__Task description__.
From the records below, pull each line that has "드라이브가".

__Entries supplied__.
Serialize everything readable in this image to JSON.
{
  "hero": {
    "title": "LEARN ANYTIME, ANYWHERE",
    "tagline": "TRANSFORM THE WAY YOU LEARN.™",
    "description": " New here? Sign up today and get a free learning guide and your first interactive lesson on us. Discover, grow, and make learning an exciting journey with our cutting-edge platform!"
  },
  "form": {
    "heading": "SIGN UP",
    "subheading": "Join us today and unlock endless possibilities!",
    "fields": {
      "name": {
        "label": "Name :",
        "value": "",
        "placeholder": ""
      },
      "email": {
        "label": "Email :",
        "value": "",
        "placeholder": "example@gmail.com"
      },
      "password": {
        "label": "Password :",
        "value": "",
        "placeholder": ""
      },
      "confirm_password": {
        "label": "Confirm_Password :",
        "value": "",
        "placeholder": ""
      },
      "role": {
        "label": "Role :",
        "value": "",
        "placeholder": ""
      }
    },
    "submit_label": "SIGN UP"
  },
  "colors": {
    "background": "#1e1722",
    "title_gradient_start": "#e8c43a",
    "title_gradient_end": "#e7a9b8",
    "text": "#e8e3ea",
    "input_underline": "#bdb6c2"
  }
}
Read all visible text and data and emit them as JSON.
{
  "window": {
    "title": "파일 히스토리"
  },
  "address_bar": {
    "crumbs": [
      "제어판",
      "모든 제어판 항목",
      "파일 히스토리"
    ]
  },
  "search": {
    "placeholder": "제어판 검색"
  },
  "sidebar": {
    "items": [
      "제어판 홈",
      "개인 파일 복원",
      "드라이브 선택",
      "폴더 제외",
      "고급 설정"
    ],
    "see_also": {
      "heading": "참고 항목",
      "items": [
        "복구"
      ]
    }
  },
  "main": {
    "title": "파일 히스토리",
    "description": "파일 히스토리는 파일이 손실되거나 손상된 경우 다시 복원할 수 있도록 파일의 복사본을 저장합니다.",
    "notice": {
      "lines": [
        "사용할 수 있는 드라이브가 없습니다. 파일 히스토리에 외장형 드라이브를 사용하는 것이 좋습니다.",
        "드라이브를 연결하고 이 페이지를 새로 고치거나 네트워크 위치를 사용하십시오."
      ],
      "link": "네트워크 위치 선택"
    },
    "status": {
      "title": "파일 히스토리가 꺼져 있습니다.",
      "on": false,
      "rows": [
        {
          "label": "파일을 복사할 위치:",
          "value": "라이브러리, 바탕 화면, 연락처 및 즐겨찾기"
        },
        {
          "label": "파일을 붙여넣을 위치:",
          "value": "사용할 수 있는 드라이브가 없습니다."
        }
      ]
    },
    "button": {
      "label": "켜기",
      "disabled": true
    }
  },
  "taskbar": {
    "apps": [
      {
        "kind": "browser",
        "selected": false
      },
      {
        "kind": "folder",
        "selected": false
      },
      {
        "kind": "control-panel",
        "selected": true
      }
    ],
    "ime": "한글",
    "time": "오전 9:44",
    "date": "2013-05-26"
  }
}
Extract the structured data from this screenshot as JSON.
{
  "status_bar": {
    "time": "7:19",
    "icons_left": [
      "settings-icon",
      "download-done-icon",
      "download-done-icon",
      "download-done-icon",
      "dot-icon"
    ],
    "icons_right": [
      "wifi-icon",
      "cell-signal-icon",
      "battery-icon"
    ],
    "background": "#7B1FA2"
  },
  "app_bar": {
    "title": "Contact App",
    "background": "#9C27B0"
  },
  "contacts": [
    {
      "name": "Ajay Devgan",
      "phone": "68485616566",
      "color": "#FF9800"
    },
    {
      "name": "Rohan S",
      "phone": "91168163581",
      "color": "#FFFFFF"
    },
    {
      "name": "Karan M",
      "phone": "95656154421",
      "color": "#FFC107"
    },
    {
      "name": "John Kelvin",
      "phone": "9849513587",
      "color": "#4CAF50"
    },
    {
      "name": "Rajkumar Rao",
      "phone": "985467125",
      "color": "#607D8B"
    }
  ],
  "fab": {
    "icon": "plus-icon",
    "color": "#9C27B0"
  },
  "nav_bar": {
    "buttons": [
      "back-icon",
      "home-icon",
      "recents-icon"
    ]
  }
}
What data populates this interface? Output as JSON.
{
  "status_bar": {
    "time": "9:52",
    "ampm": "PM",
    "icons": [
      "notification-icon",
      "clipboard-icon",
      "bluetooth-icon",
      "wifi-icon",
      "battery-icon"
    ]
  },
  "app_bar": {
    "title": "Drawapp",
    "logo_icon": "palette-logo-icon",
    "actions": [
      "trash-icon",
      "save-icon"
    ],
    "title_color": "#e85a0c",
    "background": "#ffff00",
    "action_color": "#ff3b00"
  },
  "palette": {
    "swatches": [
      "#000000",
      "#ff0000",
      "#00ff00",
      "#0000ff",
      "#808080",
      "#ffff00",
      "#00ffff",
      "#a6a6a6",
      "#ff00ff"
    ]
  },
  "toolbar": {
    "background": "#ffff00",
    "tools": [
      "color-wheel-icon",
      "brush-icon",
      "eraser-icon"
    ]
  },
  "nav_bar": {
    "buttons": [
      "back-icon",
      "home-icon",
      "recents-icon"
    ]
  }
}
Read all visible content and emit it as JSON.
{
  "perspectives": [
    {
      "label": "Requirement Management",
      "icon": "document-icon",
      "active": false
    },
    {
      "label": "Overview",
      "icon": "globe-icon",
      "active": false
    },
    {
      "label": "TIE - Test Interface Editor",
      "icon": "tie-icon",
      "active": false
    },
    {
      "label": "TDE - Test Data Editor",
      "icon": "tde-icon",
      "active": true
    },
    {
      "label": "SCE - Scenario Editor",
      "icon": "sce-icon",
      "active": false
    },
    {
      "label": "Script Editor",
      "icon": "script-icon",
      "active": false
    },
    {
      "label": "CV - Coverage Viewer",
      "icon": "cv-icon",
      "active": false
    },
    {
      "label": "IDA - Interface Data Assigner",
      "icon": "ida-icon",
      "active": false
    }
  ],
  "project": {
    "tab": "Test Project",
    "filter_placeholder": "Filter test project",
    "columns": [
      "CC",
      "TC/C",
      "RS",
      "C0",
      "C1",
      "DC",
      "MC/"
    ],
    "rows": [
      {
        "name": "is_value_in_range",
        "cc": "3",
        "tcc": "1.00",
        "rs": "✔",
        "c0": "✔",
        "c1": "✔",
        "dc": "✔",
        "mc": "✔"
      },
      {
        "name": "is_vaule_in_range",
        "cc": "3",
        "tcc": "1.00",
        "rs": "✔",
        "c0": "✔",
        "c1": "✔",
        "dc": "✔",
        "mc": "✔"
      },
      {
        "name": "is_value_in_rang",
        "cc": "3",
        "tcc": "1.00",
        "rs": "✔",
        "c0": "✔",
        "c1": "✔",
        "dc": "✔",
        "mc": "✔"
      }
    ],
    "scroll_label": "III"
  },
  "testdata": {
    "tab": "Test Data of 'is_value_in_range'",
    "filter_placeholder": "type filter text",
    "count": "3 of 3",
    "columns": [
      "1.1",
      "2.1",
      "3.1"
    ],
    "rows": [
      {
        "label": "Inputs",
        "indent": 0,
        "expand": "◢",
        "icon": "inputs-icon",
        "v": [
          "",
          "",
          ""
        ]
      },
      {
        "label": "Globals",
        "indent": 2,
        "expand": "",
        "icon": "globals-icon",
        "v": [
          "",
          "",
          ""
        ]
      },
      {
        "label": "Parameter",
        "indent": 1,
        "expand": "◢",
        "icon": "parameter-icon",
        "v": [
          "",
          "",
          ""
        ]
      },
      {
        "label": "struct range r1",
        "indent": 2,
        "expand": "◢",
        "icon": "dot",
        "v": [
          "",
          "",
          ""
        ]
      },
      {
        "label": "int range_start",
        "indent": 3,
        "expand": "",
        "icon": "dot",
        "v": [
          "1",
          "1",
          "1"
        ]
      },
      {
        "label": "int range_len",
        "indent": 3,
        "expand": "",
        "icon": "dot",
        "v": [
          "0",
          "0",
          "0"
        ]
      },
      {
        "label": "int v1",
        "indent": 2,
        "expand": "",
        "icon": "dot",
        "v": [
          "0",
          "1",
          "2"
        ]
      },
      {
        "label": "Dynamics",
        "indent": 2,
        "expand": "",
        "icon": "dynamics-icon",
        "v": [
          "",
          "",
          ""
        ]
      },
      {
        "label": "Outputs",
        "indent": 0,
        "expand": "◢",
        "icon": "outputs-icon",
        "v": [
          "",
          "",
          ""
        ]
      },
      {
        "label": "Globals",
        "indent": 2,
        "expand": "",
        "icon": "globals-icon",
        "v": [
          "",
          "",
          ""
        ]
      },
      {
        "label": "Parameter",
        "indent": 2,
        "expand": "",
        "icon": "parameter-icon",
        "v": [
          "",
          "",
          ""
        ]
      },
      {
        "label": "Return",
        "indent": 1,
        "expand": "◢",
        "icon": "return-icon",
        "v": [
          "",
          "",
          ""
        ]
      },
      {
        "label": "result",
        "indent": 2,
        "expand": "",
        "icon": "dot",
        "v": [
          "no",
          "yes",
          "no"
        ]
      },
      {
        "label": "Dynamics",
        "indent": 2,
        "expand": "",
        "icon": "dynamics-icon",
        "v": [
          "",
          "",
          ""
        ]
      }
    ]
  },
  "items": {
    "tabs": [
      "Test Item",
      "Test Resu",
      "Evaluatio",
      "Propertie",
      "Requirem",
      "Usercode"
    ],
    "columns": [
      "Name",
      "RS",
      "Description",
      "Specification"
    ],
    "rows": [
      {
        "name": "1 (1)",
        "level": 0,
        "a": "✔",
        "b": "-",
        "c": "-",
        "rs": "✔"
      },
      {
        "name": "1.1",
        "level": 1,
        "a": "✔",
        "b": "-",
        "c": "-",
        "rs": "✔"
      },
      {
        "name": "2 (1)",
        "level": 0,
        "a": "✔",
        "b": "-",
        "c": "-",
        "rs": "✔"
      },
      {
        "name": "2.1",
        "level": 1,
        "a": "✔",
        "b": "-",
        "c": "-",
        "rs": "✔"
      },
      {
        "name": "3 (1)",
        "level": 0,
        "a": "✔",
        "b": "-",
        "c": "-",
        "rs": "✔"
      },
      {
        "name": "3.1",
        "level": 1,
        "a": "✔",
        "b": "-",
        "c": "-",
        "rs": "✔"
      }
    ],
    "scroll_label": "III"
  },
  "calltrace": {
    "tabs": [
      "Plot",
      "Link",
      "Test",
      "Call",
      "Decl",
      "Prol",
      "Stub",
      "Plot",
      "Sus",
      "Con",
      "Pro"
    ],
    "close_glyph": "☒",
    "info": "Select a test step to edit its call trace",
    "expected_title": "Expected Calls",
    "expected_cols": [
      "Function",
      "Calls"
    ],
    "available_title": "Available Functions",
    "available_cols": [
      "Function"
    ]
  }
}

__Response__.
        "사용할 수 있는 드라이브가 없습니다. 파일 히스토리에 외장형 드라이브를 사용하는 것이 좋습니다.",
          "value": "사용할 수 있는 드라이브가 없습니다."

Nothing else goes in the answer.